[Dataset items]
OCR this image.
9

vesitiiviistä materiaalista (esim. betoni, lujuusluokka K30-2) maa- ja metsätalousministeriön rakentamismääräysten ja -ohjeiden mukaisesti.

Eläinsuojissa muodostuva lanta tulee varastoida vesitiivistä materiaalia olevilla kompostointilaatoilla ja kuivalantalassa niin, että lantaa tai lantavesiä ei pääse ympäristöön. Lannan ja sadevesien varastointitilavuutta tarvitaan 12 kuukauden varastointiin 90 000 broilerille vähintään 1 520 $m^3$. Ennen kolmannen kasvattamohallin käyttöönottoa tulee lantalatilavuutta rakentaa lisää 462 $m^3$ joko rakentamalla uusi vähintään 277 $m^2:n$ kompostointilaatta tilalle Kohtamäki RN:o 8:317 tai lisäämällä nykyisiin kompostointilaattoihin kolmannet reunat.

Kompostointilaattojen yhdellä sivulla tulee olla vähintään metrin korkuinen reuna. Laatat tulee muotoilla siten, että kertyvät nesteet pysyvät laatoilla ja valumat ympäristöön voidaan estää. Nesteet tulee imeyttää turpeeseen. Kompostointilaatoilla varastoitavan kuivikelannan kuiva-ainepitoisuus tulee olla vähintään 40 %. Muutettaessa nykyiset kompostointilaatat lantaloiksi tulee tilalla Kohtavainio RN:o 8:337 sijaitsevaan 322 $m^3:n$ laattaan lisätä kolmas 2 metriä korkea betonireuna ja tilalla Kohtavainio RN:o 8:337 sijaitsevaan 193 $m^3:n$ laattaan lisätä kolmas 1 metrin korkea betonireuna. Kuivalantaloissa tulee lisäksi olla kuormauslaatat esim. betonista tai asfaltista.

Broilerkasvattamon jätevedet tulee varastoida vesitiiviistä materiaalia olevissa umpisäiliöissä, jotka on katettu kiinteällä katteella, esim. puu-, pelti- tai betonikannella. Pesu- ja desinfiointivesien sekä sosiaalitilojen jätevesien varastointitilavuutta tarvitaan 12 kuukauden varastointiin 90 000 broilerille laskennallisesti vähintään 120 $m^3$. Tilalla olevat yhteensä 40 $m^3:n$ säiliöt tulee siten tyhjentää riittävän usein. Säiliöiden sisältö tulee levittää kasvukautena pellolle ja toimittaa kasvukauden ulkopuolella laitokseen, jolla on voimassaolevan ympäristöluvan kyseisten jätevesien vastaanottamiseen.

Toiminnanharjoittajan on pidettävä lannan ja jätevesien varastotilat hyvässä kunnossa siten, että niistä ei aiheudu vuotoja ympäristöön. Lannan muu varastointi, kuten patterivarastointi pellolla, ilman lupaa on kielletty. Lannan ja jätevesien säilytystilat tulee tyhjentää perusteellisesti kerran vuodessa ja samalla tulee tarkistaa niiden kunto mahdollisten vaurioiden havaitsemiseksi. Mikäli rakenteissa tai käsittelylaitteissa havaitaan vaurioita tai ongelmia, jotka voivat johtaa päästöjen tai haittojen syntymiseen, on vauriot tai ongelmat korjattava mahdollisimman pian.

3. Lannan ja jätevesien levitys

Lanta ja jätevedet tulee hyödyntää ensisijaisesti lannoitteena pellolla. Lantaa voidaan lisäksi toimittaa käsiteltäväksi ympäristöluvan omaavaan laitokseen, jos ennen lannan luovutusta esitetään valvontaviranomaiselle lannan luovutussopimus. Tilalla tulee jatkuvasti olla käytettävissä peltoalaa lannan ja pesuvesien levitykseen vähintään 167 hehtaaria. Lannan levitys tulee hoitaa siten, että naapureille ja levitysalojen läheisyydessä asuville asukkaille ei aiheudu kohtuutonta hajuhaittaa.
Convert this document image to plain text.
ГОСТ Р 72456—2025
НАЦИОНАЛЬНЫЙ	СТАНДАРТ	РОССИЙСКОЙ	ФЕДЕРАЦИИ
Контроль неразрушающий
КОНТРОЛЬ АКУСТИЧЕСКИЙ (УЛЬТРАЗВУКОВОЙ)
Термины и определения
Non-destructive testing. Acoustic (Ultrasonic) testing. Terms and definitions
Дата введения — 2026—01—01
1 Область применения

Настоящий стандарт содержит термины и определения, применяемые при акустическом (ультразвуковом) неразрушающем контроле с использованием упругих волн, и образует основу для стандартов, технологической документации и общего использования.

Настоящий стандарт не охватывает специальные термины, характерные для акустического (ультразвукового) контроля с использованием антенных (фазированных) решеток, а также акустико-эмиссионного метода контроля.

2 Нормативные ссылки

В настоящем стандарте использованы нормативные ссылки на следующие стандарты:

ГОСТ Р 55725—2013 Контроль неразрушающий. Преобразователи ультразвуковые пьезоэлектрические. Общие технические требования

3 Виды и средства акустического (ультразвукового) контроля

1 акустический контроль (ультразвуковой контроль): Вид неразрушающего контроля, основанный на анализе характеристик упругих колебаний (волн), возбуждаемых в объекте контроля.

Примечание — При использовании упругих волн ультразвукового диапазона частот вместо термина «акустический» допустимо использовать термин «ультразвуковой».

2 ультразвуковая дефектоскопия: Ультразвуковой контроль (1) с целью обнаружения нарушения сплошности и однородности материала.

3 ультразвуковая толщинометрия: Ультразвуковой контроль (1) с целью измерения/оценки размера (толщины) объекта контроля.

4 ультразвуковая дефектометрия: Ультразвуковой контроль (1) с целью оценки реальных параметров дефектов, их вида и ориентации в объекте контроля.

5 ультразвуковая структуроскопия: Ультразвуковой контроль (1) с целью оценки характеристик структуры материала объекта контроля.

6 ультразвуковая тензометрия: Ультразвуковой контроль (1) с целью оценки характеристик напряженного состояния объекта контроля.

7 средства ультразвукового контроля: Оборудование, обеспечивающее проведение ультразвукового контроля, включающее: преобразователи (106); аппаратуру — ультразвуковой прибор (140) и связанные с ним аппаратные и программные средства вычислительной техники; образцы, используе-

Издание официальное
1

# Your task:
Reproduce the data, keeping every line exactly the same.

# Correct response:
OCR this image.
9

vesitiiviistä materiaalista (esim. betoni, lujuusluokka K30-2) maa- ja metsätalousministeriön rakentamismääräysten ja -ohjeiden mukaisesti.

Eläinsuojissa muodostuva lanta tulee varastoida vesitiivistä materiaalia olevilla kompostointilaatoilla ja kuivalantalassa niin, että lantaa tai lantavesiä ei pääse ympäristöön. Lannan ja sadevesien varastointitilavuutta tarvitaan 12 kuukauden varastointiin 90 000 broilerille vähintään 1 520 $m^3$. Ennen kolmannen kasvattamohallin käyttöönottoa tulee lantalatilavuutta rakentaa lisää 462 $m^3$ joko rakentamalla uusi vähintään 277 $m^2:n$ kompostointilaatta tilalle Kohtamäki RN:o 8:317 tai lisäämällä nykyisiin kompostointilaattoihin kolmannet reunat.

Kompostointilaattojen yhdellä sivulla tulee olla vähintään metrin korkuinen reuna. Laatat tulee muotoilla siten, että kertyvät nesteet pysyvät laatoilla ja valumat ympäristöön voidaan estää. Nesteet tulee imeyttää turpeeseen. Kompostointilaatoilla varastoitavan kuivikelannan kuiva-ainepitoisuus tulee olla vähintään 40 %. Muutettaessa nykyiset kompostointilaatat lantaloiksi tulee tilalla Kohtavainio RN:o 8:337 sijaitsevaan 322 $m^3:n$ laattaan lisätä kolmas 2 metriä korkea betonireuna ja tilalla Kohtavainio RN:o 8:337 sijaitsevaan 193 $m^3:n$ laattaan lisätä kolmas 1 metrin korkea betonireuna. Kuivalantaloissa tulee lisäksi olla kuormauslaatat esim. betonista tai asfaltista.

Broilerkasvattamon jätevedet tulee varastoida vesitiiviistä materiaalia olevissa umpisäiliöissä, jotka on katettu kiinteällä katteella, esim. puu-, pelti- tai betonikannella. Pesu- ja desinfiointivesien sekä sosiaalitilojen jätevesien varastointitilavuutta tarvitaan 12 kuukauden varastointiin 90 000 broilerille laskennallisesti vähintään 120 $m^3$. Tilalla olevat yhteensä 40 $m^3:n$ säiliöt tulee siten tyhjentää riittävän usein. Säiliöiden sisältö tulee levittää kasvukautena pellolle ja toimittaa kasvukauden ulkopuolella laitokseen, jolla on voimassaolevan ympäristöluvan kyseisten jätevesien vastaanottamiseen.

Toiminnanharjoittajan on pidettävä lannan ja jätevesien varastotilat hyvässä kunnossa siten, että niistä ei aiheudu vuotoja ympäristöön. Lannan muu varastointi, kuten patterivarastointi pellolla, ilman lupaa on kielletty. Lannan ja jätevesien säilytystilat tulee tyhjentää perusteellisesti kerran vuodessa ja samalla tulee tarkistaa niiden kunto mahdollisten vaurioiden havaitsemiseksi. Mikäli rakenteissa tai käsittelylaitteissa havaitaan vaurioita tai ongelmia, jotka voivat johtaa päästöjen tai haittojen syntymiseen, on vauriot tai ongelmat korjattava mahdollisimman pian.

3. Lannan ja jätevesien levitys

Lanta ja jätevedet tulee hyödyntää ensisijaisesti lannoitteena pellolla. Lantaa voidaan lisäksi toimittaa käsiteltäväksi ympäristöluvan omaavaan laitokseen, jos ennen lannan luovutusta esitetään valvontaviranomaiselle lannan luovutussopimus. Tilalla tulee jatkuvasti olla käytettävissä peltoalaa lannan ja pesuvesien levitykseen vähintään 167 hehtaaria. Lannan levitys tulee hoitaa siten, että naapureille ja levitysalojen läheisyydessä asuville asukkaille ei aiheudu kohtuutonta hajuhaittaa.
Convert this document image to plain text.
ГОСТ Р 72456—2025
НАЦИОНАЛЬНЫЙ	СТАНДАРТ	РОССИЙСКОЙ	ФЕДЕРАЦИИ
Контроль неразрушающий
КОНТРОЛЬ АКУСТИЧЕСКИЙ (УЛЬТРАЗВУКОВОЙ)
Термины и определения
Non-destructive testing. Acoustic (Ultrasonic) testing. Terms and definitions
Дата введения — 2026—01—01
1 Область применения

Настоящий стандарт содержит термины и определения, применяемые при акустическом (ультразвуковом) неразрушающем контроле с использованием упругих волн, и образует основу для стандартов, технологической документации и общего использования.

Настоящий стандарт не охватывает специальные термины, характерные для акустического (ультразвукового) контроля с использованием антенных (фазированных) решеток, а также акустико-эмиссионного метода контроля.

2 Нормативные ссылки

В настоящем стандарте использованы нормативные ссылки на следующие стандарты:

ГОСТ Р 55725—2013 Контроль неразрушающий. Преобразователи ультразвуковые пьезоэлектрические. Общие технические требования

3 Виды и средства акустического (ультразвукового) контроля

1 акустический контроль (ультразвуковой контроль): Вид неразрушающего контроля, основанный на анализе характеристик упругих колебаний (волн), возбуждаемых в объекте контроля.

Примечание — При использовании упругих волн ультразвукового диапазона частот вместо термина «акустический» допустимо использовать термин «ультразвуковой».

2 ультразвуковая дефектоскопия: Ультразвуковой контроль (1) с целью обнаружения нарушения сплошности и однородности материала.

3 ультразвуковая толщинометрия: Ультразвуковой контроль (1) с целью измерения/оценки размера (толщины) объекта контроля.

4 ультразвуковая дефектометрия: Ультразвуковой контроль (1) с целью оценки реальных параметров дефектов, их вида и ориентации в объекте контроля.

5 ультразвуковая структуроскопия: Ультразвуковой контроль (1) с целью оценки характеристик структуры материала объекта контроля.

6 ультразвуковая тензометрия: Ультразвуковой контроль (1) с целью оценки характеристик напряженного состояния объекта контроля.

7 средства ультразвукового контроля: Оборудование, обеспечивающее проведение ультразвукового контроля, включающее: преобразователи (106); аппаратуру — ультразвуковой прибор (140) и связанные с ним аппаратные и программные средства вычислительной техники; образцы, используе-

Издание официальное
1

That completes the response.